Short exercise »
Copy out all the records exactly.

++++++++++

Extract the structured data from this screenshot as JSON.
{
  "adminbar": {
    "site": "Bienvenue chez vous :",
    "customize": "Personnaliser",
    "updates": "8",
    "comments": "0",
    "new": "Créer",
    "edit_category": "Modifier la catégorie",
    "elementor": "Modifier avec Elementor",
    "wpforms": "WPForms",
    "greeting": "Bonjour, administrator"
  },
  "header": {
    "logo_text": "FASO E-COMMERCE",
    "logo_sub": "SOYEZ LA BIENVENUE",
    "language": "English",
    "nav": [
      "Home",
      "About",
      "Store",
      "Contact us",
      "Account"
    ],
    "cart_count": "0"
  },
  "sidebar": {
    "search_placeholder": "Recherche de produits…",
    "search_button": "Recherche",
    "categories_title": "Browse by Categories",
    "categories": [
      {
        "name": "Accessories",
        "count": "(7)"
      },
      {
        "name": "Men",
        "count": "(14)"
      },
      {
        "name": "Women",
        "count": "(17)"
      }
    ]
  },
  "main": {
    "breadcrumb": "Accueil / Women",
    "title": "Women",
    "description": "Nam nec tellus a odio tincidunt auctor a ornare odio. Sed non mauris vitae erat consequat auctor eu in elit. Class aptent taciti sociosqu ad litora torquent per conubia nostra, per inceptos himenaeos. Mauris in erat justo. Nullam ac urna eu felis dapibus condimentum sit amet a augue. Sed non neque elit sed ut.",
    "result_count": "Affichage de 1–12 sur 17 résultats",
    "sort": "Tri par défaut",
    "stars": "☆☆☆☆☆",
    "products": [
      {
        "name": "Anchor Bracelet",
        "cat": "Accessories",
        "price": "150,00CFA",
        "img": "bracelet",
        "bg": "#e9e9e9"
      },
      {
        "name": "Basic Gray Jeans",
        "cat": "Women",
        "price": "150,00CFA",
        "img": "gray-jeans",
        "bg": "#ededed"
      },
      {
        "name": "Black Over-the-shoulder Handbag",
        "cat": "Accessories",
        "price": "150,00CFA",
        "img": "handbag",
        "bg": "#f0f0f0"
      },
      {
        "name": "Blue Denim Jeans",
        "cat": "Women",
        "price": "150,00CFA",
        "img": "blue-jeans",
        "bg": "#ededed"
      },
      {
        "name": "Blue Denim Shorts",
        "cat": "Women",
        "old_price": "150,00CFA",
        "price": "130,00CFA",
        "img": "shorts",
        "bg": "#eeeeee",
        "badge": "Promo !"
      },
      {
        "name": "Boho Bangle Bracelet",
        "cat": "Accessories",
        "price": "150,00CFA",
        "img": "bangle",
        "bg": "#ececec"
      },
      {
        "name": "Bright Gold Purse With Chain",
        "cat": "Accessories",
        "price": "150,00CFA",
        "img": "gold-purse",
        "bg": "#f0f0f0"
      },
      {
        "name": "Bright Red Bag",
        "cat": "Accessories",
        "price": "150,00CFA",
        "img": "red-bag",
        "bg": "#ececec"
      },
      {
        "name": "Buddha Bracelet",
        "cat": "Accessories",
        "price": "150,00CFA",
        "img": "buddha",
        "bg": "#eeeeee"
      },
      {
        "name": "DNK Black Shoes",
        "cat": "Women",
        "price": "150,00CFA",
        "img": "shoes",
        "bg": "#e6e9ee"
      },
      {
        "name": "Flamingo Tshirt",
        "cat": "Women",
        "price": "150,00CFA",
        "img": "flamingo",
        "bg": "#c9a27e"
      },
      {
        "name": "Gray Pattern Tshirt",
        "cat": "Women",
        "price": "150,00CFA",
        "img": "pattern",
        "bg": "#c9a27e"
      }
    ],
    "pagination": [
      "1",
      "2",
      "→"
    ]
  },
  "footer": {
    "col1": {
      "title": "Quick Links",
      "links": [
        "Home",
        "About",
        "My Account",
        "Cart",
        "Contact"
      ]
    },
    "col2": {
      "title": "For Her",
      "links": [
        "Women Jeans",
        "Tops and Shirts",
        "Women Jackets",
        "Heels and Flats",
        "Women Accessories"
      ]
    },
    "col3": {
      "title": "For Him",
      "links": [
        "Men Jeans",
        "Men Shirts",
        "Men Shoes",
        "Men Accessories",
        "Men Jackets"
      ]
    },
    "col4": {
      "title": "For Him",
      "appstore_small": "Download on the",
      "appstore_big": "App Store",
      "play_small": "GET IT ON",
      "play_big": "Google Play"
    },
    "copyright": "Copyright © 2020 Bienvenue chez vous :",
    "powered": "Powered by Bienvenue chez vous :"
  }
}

++++++++++

Completed task »
Extract the structured data from this screenshot as JSON.
{
  "adminbar": {
    "site": "Bienvenue chez vous :",
    "customize": "Personnaliser",
    "updates": "8",
    "comments": "0",
    "new": "Créer",
    "edit_category": "Modifier la catégorie",
    "elementor": "Modifier avec Elementor",
    "wpforms": "WPForms",
    "greeting": "Bonjour, administrator"
  },
  "header": {
    "logo_text": "FASO E-COMMERCE",
    "logo_sub": "SOYEZ LA BIENVENUE",
    "language": "English",
    "nav": [
      "Home",
      "About",
      "Store",
      "Contact us",
      "Account"
    ],
    "cart_count": "0"
  },
  "sidebar": {
    "search_placeholder": "Recherche de produits…",
    "search_button": "Recherche",
    "categories_title": "Browse by Categories",
    "categories": [
      {
        "name": "Accessories",
        "count": "(7)"
      },
      {
        "name": "Men",
        "count": "(14)"
      },
      {
        "name": "Women",
        "count": "(17)"
      }
    ]
  },
  "main": {
    "breadcrumb": "Accueil / Women",
    "title": "Women",
    "description": "Nam nec tellus a odio tincidunt auctor a ornare odio. Sed non mauris vitae erat consequat auctor eu in elit. Class aptent taciti sociosqu ad litora torquent per conubia nostra, per inceptos himenaeos. Mauris in erat justo. Nullam ac urna eu felis dapibus condimentum sit amet a augue. Sed non neque elit sed ut.",
    "result_count": "Affichage de 1–12 sur 17 résultats",
    "sort": "Tri par défaut",
    "stars": "☆☆☆☆☆",
    "products": [
      {
        "name": "Anchor Bracelet",
        "cat": "Accessories",
        "price": "150,00CFA",
        "img": "bracelet",
        "bg": "#e9e9e9"
      },
      {
        "name": "Basic Gray Jeans",
        "cat": "Women",
        "price": "150,00CFA",
        "img": "gray-jeans",
        "bg": "#ededed"
      },
      {
        "name": "Black Over-the-shoulder Handbag",
        "cat": "Accessories",
        "price": "150,00CFA",
        "img": "handbag",
        "bg": "#f0f0f0"
      },
      {
        "name": "Blue Denim Jeans",
        "cat": "Women",
        "price": "150,00CFA",
        "img": "blue-jeans",
        "bg": "#ededed"
      },
      {
        "name": "Blue Denim Shorts",
        "cat": "Women",
        "old_price": "150,00CFA",
        "price": "130,00CFA",
        "img": "shorts",
        "bg": "#eeeeee",
        "badge": "Promo !"
      },
      {
        "name": "Boho Bangle Bracelet",
        "cat": "Accessories",
        "price": "150,00CFA",
        "img": "bangle",
        "bg": "#ececec"
      },
      {
        "name": "Bright Gold Purse With Chain",
        "cat": "Accessories",
        "price": "150,00CFA",
        "img": "gold-purse",
        "bg": "#f0f0f0"
      },
      {
        "name": "Bright Red Bag",
        "cat": "Accessories",
        "price": "150,00CFA",
        "img": "red-bag",
        "bg": "#ececec"
      },
      {
        "name": "Buddha Bracelet",
        "cat": "Accessories",
        "price": "150,00CFA",
        "img": "buddha",
        "bg": "#eeeeee"
      },
      {
        "name": "DNK Black Shoes",
        "cat": "Women",
        "price": "150,00CFA",
        "img": "shoes",
        "bg": "#e6e9ee"
      },
      {
        "name": "Flamingo Tshirt",
        "cat": "Women",
        "price": "150,00CFA",
        "img": "flamingo",
        "bg": "#c9a27e"
      },
      {
        "name": "Gray Pattern Tshirt",
        "cat": "Women",
        "price": "150,00CFA",
        "img": "pattern",
        "bg": "#c9a27e"
      }
    ],
    "pagination": [
      "1",
      "2",
      "→"
    ]
  },
  "footer": {
    "col1": {
      "title": "Quick Links",
      "links": [
        "Home",
        "About",
        "My Account",
        "Cart",
        "Contact"
      ]
    },
    "col2": {
      "title": "For Her",
      "links": [
        "Women Jeans",
        "Tops and Shirts",
        "Women Jackets",
        "Heels and Flats",
        "Women Accessories"
      ]
    },
    "col3": {
      "title": "For Him",
      "links": [
        "Men Jeans",
        "Men Shirts",
        "Men Shoes",
        "Men Accessories",
        "Men Jackets"
      ]
    },
    "col4": {
      "title": "For Him",
      "appstore_small": "Download on the",
      "appstore_big": "App Store",
      "play_small": "GET IT ON",
      "play_big": "Google Play"
    },
    "copyright": "Copyright © 2020 Bienvenue chez vous :",
    "powered": "Powered by Bienvenue chez vous :"
  }
}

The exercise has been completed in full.